Data to process:

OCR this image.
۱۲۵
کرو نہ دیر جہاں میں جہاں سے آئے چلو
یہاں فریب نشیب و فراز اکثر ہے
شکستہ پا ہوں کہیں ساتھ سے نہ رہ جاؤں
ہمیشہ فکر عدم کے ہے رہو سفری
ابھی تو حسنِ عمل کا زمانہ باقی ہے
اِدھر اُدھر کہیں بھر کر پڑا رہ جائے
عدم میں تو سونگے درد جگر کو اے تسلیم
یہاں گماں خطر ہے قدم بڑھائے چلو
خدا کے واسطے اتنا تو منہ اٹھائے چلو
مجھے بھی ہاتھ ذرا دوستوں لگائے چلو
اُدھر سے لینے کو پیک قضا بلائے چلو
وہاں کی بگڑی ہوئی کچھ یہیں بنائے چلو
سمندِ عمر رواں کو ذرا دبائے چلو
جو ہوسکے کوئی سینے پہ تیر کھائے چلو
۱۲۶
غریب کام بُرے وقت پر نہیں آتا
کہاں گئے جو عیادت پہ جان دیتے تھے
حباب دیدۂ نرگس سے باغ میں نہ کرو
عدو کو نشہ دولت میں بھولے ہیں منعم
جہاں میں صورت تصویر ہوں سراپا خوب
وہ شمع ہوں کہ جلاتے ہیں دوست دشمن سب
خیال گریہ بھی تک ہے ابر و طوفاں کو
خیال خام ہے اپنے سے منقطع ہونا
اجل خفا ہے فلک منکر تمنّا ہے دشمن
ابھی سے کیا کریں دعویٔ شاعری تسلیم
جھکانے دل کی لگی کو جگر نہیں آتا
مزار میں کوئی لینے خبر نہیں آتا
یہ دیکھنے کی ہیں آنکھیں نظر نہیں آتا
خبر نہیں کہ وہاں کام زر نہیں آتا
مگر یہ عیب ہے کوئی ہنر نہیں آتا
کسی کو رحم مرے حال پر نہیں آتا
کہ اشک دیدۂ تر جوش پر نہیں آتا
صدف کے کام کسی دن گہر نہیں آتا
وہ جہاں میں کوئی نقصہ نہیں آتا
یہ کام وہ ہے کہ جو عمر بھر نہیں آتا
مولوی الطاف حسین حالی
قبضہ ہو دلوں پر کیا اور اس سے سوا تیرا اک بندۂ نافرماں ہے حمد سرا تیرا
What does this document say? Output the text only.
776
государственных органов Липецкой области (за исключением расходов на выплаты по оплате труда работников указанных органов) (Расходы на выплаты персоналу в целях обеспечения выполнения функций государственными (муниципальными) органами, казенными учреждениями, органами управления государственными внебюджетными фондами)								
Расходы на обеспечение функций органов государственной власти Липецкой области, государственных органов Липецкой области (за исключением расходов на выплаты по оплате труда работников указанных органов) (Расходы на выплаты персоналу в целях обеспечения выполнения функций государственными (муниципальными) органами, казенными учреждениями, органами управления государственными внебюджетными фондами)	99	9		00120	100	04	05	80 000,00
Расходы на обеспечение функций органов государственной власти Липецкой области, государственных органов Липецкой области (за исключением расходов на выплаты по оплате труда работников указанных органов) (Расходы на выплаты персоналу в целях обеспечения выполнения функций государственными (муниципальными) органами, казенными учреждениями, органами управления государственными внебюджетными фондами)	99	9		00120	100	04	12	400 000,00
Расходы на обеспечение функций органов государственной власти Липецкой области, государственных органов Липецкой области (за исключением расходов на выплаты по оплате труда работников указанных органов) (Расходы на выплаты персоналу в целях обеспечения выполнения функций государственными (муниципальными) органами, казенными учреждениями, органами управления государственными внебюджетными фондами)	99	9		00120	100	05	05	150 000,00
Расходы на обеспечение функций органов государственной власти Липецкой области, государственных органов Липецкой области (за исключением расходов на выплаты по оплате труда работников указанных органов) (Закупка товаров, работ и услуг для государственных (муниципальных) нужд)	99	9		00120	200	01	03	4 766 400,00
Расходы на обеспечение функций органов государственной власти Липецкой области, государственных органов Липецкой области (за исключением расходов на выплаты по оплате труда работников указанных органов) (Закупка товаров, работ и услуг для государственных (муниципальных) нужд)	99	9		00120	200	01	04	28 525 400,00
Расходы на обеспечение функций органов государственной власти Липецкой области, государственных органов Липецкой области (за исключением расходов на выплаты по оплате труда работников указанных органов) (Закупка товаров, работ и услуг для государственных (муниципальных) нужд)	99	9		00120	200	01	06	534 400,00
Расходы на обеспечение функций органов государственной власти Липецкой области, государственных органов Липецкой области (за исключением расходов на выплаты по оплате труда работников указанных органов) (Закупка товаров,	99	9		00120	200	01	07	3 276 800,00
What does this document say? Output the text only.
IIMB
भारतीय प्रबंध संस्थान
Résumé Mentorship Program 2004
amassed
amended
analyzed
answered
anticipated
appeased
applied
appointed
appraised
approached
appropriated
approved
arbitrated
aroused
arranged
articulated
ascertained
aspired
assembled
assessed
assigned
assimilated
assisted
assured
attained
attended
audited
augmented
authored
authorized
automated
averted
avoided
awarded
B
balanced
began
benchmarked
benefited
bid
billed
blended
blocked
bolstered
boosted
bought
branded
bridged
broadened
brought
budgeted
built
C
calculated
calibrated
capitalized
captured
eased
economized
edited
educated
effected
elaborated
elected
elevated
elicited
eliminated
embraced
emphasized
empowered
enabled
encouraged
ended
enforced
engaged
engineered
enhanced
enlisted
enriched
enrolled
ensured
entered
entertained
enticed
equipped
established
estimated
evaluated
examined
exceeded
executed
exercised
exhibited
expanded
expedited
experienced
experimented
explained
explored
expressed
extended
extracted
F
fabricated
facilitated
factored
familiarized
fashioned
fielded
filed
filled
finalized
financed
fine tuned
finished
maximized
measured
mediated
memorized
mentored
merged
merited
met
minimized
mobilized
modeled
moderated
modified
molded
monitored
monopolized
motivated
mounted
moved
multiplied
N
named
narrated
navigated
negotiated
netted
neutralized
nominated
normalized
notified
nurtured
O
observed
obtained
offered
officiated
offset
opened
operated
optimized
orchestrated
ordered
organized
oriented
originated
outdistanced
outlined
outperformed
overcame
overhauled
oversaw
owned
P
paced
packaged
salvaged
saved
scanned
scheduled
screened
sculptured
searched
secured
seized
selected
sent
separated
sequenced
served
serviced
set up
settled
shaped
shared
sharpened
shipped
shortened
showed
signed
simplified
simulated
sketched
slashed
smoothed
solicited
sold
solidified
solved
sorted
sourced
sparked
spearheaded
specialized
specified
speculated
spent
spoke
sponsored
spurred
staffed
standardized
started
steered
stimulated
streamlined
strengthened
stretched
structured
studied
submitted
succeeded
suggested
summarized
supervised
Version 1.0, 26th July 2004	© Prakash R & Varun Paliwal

Instructions for the task: From the entries above, select each line containing the string "نہیں".

Solution to this task:
غریب کام بُرے وقت پر نہیں آتا
جھکانے دل کی لگی کو جگر نہیں آتا
مزار میں کوئی لینے خبر نہیں آتا
یہ دیکھنے کی ہیں آنکھیں نظر نہیں آتا
خبر نہیں کہ وہاں کام زر نہیں آتا
مگر یہ عیب ہے کوئی ہنر نہیں آتا
کسی کو رحم مرے حال پر نہیں آتا
کہ اشک دیدۂ تر جوش پر نہیں آتا
صدف کے کام کسی دن گہر نہیں آتا
وہ جہاں میں کوئی نقصہ نہیں آتا
یہ کام وہ ہے کہ جو عمر بھر نہیں آتا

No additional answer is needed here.